---------- Quoted text ----------
← Back to all posts

CUDA February 24, 2026 · 16 min read

The Parallel Copy ; Orchestrating Threads with TiledCopy

Difficulty: Beginner–Intermediate Prerequisites: Tutorial 01: Hello, Layout!, Tutorial 02: The Art of Slicing, Tutorial 03: The Naive Copy

1. The Problem (The "Why")

Tutorial 03 showed how one thread can vectorize its copy ; using a dolly instead of hand-carrying boxes. But a real kernel doesn't have one worker on the loading dock; it has 32, 128, or 256 workers that all need to copy the same tile together, without stepping on each other's toes.

You could combine Tutorial 02's local_partition with Tutorial 03's copy():

// Manual approach ;  works, but fragile
auto thr_g = local_partition(g_tensor, Layout<Shape<_8, _32>>{}, threadIdx.x);
auto thr_s = local_partition(s_tensor, Layout<Shape<_8, _32>>{}, threadIdx.x);
copy(AutoVectorizingCopy{}, thr_g, thr_s);

This works ; but you have to manually choose a thread layout, make sure it divides the tile evenly, and hope the resulting per-thread partition is contiguous enough for vectorization. Change the tile size? Redo the math. Transpose the layout? Redo it again. Switch from LDG to cp.async? Rewrite the whole thing.

CuTe's TiledCopy bundles all three decisions into one declarative object:

Piece	What it controls	From Tutorial...
`Copy_Atom`	What each thread can carry in one trip (the dolly)	03
`thr_layout`	Where each thread stands on the tile (their grid position)	02
`val_layout`	How many values each thread handles per trip	New

You declare these once. CuTe generates the partitioning, the vectorization, and the thread-to-element mapping automatically.

B200 Note: On Hopper/Blackwell, TiledCopy is also the container for TMA and cp.async atoms. The thr_layout/val_layout mechanism is identical ; only the Copy_Atom changes. Master this pattern now and TMA (Tutorial 08) becomes a one-line swap.

2. The Mental Model (The Visual)

Imagine you have a 16×8 tile to copy and 32 threads (one warp). You need to answer three questions:

What tool does each thread use? → Copy_Atom with UniversalCopy<uint128_t> ; each thread moves 128 bits (4 floats) per load instruction. This is the dolly from Tutorial 03.
---------- Extracted data ----------
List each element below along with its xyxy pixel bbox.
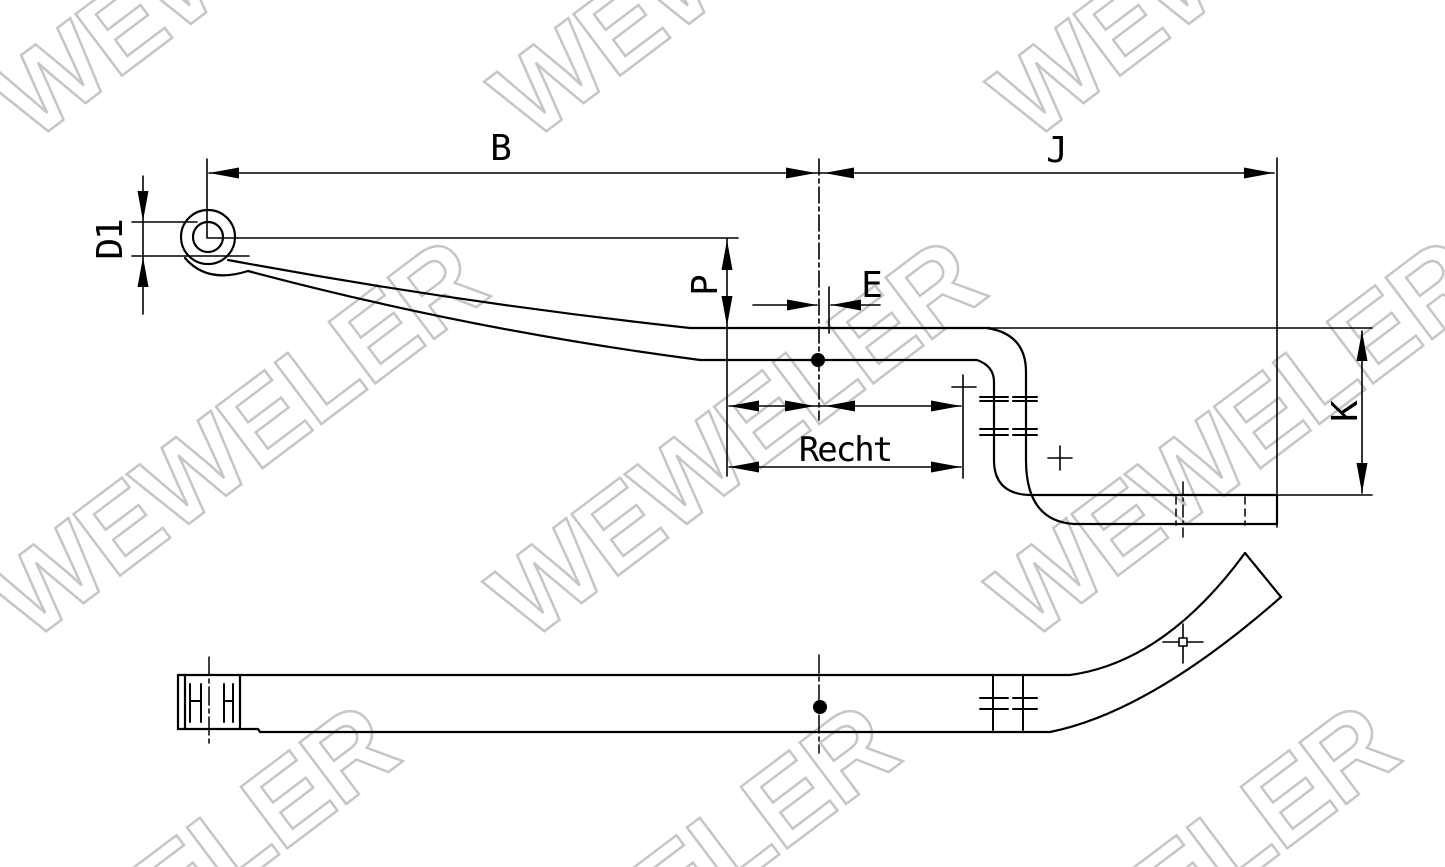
eye-slot-marks — [189, 683, 234, 723]
d1-ext-lines — [131, 221, 250, 257]
dim-label-e: E — [861, 265, 881, 306]
dim-label-p: P — [685, 275, 726, 296]
dim-label-d1: D1 — [90, 220, 131, 260]
z-bend-outer-edge — [985, 326, 1279, 526]
eye-wrap — [183, 256, 250, 277]
dim-label-recht: Recht — [799, 430, 891, 470]
dimension-arrows — [137, 167, 1368, 493]
z-bend-inner-edge — [975, 358, 1279, 497]
leaf-top-edge — [226, 258, 692, 330]
dim-label-k: K — [1325, 400, 1366, 422]
leaf-bottom-edge — [246, 269, 702, 362]
dim-label-j: J — [1046, 130, 1066, 171]
end-hole-crosshair — [1162, 623, 1204, 664]
eye-outer-circle — [179, 208, 237, 266]
bar-bottom-bend — [1048, 595, 1283, 734]
eye-bush-circle — [191, 220, 225, 254]
bend-ext-line — [951, 374, 977, 479]
bar-bottom-edge — [176, 727, 1052, 734]
spring-side-view — [179, 208, 1279, 538]
side-hidden-hole-line — [1175, 496, 1246, 526]
dimension-labels: B J D1 P E Recht K — [90, 128, 1366, 470]
side-center-bolt-dot — [811, 353, 825, 367]
bend-plus-mark — [1047, 445, 1073, 471]
bar-top-edge — [176, 551, 1247, 677]
side-clamp-marks — [979, 396, 1038, 436]
eye-seam-lines — [183, 673, 242, 731]
dimension-lines — [131, 157, 1373, 528]
clamp-lines — [979, 675, 1038, 731]
bar-end-cap — [1243, 551, 1283, 599]
dim-label-b: B — [490, 128, 510, 169]
spring-top-view — [176, 551, 1283, 754]
center-bolt-dot — [813, 700, 827, 714]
----------
● Written tasks:
[1] Using the TiledCopy tutorial, answer each question on its own line:
(a) Which piece controls how many values each thread handles per trip?
(b) How many bits does each thread move per load instruction with UniversalCopy<uint128_t>?
(c) Which tutorial number is given for TMA?
[2] Decide whether each statement agrees with the TiledCopy tutorial. Answer yes or no and quote the deciding words.
(a) On Hopper/Blackwell, moving to TMA changes the thr_layout/val_layout mechanism.
(b) The mental model pictures a 16×8 tile copied by 32 threads.
(c) The manual approach combines local_partition from Tutorial 02 with copy() from Tutorial 03.
[3] Rewrite the TiledCopy tutorial between "CuTe's TiledCopy bundles" and "Model (The Visual)", inclusive, putting "hand truck" wherever "dolly" appears.

● Results in order:
[1]
(a) val_layout
(b) 128 bits (4 floats)
(c) Tutorial 08

[2]
(a) No: "The thr_layout/val_layout mechanism is identical ; only the Copy_Atom changes."
(b) Yes: "Imagine you have a 16×8 tile to copy and 32 threads (one warp)."
(c) Yes: "You could combine Tutorial 02's local_partition with Tutorial 03's copy():"

[3]
CuTe's TiledCopy bundles all three decisions into one declarative object:

Piece	What it controls	From Tutorial...
`Copy_Atom`	What each thread can carry in one trip (the hand truck)	03
`thr_layout`	Where each thread stands on the tile (their grid position)	02
`val_layout`	How many values each thread handles per trip	New

You declare these once. CuTe generates the partitioning, the vectorization, and the thread-to-element mapping automatically.

B200 Note: On Hopper/Blackwell, TiledCopy is also the container for TMA and cp.async atoms. The thr_layout/val_layout mechanism is identical ; only the Copy_Atom changes. Master this pattern now and TMA (Tutorial 08) becomes a one-line swap.

2. The Mental Model (The Visual)